To do:
Copy out all the lines in the records that include the word "structured".

[Records that describe figures]
= = =

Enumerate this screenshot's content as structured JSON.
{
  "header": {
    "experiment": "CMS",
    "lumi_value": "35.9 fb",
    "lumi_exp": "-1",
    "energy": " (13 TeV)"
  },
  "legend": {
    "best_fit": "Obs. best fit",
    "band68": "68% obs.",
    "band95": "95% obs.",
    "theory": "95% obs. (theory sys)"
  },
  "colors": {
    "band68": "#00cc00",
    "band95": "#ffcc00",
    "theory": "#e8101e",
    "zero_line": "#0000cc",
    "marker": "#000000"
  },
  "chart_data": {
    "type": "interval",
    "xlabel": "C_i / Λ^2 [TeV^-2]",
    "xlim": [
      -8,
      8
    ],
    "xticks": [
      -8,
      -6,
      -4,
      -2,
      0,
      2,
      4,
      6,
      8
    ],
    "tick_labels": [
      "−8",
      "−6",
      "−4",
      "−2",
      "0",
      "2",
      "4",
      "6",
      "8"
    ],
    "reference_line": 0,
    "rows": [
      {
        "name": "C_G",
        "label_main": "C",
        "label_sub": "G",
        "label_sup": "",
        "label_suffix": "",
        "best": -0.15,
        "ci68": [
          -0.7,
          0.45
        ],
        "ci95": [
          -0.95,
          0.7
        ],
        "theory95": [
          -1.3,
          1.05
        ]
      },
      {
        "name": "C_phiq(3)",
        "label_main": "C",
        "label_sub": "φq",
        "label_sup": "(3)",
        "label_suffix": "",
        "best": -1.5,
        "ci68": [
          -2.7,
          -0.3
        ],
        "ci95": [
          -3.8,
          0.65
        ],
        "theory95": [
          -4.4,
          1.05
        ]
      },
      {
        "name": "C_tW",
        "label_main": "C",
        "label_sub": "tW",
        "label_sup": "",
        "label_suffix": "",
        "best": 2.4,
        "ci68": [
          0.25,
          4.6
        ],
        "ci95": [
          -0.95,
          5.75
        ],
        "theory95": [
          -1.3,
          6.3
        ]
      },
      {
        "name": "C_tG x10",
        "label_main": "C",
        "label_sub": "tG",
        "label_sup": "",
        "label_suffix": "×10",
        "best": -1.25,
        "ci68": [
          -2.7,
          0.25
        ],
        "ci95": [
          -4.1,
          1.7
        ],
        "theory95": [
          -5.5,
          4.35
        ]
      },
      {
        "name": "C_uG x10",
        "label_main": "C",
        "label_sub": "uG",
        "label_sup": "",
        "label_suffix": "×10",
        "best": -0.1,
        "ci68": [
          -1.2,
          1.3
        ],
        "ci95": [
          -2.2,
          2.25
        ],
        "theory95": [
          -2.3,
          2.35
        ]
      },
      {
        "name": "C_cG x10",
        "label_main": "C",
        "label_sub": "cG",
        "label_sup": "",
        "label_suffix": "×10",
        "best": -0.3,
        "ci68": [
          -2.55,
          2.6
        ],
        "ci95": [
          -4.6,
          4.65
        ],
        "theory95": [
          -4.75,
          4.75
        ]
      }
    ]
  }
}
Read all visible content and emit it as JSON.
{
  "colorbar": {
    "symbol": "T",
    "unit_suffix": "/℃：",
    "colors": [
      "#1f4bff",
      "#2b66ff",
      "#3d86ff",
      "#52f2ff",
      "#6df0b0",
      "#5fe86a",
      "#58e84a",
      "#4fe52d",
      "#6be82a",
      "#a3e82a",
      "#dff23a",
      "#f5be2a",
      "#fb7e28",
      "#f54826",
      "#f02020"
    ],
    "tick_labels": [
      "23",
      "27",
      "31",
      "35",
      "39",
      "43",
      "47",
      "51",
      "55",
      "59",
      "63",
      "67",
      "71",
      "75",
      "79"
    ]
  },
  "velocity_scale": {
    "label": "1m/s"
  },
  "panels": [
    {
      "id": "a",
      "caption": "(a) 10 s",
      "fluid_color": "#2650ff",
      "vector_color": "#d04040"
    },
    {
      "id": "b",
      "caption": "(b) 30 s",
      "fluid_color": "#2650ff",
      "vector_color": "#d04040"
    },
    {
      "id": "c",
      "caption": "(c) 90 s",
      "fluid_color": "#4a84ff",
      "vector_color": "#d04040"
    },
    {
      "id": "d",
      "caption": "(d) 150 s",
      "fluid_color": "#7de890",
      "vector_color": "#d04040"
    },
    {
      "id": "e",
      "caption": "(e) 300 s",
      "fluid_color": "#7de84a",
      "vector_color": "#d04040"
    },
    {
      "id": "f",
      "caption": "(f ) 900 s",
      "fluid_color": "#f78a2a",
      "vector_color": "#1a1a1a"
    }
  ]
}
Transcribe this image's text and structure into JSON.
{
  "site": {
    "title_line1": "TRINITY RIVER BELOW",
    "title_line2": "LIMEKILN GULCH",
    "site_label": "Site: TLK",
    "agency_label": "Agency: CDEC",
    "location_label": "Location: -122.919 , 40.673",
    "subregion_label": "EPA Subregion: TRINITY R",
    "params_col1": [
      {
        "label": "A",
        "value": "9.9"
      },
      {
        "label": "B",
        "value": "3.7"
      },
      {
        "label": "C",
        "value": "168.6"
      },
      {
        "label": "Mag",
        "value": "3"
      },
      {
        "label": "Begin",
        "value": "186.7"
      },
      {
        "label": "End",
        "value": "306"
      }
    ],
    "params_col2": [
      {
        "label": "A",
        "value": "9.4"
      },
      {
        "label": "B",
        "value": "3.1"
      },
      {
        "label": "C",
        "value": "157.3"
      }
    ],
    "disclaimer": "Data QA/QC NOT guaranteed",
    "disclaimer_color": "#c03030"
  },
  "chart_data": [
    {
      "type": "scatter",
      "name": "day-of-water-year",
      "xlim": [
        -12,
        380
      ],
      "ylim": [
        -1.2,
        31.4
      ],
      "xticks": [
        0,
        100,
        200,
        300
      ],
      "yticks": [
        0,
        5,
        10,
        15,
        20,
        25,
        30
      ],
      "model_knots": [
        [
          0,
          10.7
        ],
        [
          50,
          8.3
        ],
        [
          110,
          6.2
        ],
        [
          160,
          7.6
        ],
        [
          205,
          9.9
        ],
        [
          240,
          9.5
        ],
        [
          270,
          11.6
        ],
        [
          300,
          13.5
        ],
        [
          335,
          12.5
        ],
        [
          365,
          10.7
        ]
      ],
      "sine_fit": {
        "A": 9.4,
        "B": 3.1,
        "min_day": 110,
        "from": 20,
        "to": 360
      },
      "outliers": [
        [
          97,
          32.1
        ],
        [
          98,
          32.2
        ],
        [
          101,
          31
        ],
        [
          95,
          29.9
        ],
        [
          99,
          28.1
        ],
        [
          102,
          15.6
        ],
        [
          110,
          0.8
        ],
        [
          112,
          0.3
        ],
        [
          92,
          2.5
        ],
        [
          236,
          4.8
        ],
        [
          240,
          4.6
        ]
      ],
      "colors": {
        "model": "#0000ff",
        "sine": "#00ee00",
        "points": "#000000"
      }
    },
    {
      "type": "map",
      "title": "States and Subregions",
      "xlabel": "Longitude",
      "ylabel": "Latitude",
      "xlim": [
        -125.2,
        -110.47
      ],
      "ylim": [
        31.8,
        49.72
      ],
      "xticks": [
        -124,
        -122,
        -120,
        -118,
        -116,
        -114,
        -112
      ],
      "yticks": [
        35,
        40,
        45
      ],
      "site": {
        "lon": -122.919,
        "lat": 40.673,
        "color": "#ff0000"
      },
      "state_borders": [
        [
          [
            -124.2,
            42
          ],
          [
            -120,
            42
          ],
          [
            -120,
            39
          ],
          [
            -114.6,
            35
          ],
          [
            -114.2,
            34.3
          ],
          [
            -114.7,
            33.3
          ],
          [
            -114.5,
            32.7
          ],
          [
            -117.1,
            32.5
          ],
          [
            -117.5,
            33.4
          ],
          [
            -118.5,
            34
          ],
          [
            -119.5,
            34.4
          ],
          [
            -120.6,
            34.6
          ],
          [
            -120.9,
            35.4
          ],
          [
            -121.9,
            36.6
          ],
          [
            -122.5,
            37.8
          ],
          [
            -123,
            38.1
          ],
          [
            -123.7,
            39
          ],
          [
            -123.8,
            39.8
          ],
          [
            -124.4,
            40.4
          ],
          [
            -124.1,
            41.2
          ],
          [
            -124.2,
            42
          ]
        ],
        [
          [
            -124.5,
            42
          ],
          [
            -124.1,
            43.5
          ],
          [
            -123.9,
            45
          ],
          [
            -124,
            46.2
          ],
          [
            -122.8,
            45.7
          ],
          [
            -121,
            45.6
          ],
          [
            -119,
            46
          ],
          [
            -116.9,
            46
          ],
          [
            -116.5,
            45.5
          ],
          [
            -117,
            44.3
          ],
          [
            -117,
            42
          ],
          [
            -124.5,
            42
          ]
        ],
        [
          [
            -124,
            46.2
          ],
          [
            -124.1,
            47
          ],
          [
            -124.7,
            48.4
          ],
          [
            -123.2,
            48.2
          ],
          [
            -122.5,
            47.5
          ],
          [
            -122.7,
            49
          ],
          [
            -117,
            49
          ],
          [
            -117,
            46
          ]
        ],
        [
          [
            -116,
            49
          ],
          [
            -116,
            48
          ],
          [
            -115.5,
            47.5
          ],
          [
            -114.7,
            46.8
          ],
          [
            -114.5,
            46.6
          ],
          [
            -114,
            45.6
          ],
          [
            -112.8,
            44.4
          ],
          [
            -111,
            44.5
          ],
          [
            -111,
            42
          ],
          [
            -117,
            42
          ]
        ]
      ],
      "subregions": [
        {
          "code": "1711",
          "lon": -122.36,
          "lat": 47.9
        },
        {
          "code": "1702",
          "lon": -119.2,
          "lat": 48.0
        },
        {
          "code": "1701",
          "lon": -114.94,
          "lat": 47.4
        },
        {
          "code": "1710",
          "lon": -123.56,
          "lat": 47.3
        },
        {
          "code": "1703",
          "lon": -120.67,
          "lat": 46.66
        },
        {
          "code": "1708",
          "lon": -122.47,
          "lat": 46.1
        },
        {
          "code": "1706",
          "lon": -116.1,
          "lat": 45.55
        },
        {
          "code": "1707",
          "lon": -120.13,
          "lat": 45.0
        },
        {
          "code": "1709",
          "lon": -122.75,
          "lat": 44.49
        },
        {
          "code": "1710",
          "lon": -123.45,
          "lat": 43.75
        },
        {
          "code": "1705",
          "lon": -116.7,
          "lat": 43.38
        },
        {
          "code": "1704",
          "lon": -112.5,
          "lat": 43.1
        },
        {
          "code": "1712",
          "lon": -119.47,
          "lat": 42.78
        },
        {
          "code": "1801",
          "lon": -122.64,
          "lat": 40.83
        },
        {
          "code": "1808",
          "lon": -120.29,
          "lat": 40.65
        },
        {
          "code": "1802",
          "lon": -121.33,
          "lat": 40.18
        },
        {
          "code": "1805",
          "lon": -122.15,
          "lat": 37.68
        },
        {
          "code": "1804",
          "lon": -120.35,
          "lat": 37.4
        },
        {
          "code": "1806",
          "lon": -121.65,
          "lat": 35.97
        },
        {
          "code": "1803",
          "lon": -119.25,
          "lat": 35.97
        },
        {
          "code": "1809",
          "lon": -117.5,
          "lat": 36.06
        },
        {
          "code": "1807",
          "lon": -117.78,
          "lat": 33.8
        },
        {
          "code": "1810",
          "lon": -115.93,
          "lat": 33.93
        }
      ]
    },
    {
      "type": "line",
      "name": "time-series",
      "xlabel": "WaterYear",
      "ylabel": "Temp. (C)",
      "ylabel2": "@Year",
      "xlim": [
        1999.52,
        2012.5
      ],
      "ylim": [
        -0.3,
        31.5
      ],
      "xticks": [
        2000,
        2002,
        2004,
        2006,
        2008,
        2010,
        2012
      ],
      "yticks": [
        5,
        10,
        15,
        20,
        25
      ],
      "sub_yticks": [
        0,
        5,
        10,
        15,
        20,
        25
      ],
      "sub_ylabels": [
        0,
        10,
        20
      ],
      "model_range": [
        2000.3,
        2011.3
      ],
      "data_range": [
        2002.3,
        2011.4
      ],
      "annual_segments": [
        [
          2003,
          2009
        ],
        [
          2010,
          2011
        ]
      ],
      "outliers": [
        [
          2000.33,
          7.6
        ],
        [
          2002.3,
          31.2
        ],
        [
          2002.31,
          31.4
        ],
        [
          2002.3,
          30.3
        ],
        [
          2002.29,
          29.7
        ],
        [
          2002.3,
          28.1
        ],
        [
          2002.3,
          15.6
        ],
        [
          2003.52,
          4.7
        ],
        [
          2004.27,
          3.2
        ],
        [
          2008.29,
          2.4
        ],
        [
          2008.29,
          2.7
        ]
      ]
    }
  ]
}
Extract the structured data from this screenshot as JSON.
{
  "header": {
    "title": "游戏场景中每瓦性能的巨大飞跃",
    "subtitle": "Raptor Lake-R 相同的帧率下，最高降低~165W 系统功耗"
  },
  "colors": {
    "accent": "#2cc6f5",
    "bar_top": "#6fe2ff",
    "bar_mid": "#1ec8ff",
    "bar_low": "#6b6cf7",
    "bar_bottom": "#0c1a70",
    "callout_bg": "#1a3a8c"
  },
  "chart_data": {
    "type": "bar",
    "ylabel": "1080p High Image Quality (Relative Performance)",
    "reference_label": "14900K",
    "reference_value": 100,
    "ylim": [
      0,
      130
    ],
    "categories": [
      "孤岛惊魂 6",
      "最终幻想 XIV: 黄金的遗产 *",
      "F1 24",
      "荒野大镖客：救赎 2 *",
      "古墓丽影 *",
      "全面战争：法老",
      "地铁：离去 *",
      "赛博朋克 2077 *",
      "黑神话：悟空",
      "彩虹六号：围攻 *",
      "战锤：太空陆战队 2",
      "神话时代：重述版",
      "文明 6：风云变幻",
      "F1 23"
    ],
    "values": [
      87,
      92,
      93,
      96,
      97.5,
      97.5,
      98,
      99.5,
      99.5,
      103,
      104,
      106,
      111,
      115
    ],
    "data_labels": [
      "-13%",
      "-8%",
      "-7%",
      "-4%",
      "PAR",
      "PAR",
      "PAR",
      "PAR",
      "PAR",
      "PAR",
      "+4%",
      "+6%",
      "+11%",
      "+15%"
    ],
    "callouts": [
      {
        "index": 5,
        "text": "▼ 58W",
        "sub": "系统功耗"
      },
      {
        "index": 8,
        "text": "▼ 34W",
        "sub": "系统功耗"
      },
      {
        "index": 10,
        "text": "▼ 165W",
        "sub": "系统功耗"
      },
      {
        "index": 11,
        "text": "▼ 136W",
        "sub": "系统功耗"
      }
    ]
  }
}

= = =

Response:
Enumerate this screenshot's content as structured JSON.
Extract the structured data from this screenshot as JSON.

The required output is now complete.